§ **Information supplied**:
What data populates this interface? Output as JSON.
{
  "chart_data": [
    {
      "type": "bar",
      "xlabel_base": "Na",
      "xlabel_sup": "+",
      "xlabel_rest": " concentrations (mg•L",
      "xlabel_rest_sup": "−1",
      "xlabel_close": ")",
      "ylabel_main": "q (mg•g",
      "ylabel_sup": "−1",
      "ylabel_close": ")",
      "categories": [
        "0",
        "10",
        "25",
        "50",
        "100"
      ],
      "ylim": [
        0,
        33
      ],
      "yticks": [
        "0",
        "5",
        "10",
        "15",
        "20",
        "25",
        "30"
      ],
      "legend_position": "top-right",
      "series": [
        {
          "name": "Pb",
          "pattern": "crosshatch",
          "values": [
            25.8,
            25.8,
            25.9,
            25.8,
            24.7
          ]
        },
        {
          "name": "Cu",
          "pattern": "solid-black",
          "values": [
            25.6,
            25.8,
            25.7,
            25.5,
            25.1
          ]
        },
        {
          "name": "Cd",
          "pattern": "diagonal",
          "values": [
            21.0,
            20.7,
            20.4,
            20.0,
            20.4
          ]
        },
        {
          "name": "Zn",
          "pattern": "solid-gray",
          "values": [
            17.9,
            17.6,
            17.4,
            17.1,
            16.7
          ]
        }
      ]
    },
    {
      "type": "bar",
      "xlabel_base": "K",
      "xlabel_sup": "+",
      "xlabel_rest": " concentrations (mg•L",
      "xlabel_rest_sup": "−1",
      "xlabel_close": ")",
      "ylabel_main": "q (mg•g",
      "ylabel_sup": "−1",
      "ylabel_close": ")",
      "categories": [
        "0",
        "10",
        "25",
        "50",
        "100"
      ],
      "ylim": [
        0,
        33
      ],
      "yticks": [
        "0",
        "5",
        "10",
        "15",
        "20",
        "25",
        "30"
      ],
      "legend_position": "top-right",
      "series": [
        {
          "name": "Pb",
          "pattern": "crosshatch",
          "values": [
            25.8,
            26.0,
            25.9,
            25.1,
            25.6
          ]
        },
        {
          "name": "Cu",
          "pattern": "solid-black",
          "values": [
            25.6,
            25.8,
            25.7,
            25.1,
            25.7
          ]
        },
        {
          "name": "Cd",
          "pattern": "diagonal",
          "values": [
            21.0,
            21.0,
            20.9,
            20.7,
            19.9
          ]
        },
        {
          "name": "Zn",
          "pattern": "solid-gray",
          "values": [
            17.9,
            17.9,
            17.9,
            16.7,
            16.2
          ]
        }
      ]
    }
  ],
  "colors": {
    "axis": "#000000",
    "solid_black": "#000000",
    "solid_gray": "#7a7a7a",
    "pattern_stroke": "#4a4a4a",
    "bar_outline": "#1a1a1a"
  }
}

§ **Job**: Reproduce the full listing word for word.

§ **Output for this exercise**:
What data populates this interface? Output as JSON.
{
  "chart_data": [
    {
      "type": "bar",
      "xlabel_base": "Na",
      "xlabel_sup": "+",
      "xlabel_rest": " concentrations (mg•L",
      "xlabel_rest_sup": "−1",
      "xlabel_close": ")",
      "ylabel_main": "q (mg•g",
      "ylabel_sup": "−1",
      "ylabel_close": ")",
      "categories": [
        "0",
        "10",
        "25",
        "50",
        "100"
      ],
      "ylim": [
        0,
        33
      ],
      "yticks": [
        "0",
        "5",
        "10",
        "15",
        "20",
        "25",
        "30"
      ],
      "legend_position": "top-right",
      "series": [
        {
          "name": "Pb",
          "pattern": "crosshatch",
          "values": [
            25.8,
            25.8,
            25.9,
            25.8,
            24.7
          ]
        },
        {
          "name": "Cu",
          "pattern": "solid-black",
          "values": [
            25.6,
            25.8,
            25.7,
            25.5,
            25.1
          ]
        },
        {
          "name": "Cd",
          "pattern": "diagonal",
          "values": [
            21.0,
            20.7,
            20.4,
            20.0,
            20.4
          ]
        },
        {
          "name": "Zn",
          "pattern": "solid-gray",
          "values": [
            17.9,
            17.6,
            17.4,
            17.1,
            16.7
          ]
        }
      ]
    },
    {
      "type": "bar",
      "xlabel_base": "K",
      "xlabel_sup": "+",
      "xlabel_rest": " concentrations (mg•L",
      "xlabel_rest_sup": "−1",
      "xlabel_close": ")",
      "ylabel_main": "q (mg•g",
      "ylabel_sup": "−1",
      "ylabel_close": ")",
      "categories": [
        "0",
        "10",
        "25",
        "50",
        "100"
      ],
      "ylim": [
        0,
        33
      ],
      "yticks": [
        "0",
        "5",
        "10",
        "15",
        "20",
        "25",
        "30"
      ],
      "legend_position": "top-right",
      "series": [
        {
          "name": "Pb",
          "pattern": "crosshatch",
          "values": [
            25.8,
            26.0,
            25.9,
            25.1,
            25.6
          ]
        },
        {
          "name": "Cu",
          "pattern": "solid-black",
          "values": [
            25.6,
            25.8,
            25.7,
            25.1,
            25.7
          ]
        },
        {
          "name": "Cd",
          "pattern": "diagonal",
          "values": [
            21.0,
            21.0,
            20.9,
            20.7,
            19.9
          ]
        },
        {
          "name": "Zn",
          "pattern": "solid-gray",
          "values": [
            17.9,
            17.9,
            17.9,
            16.7,
            16.2
          ]
        }
      ]
    }
  ],
  "colors": {
    "axis": "#000000",
    "solid_black": "#000000",
    "solid_gray": "#7a7a7a",
    "pattern_stroke": "#4a4a4a",
    "bar_outline": "#1a1a1a"
  }
}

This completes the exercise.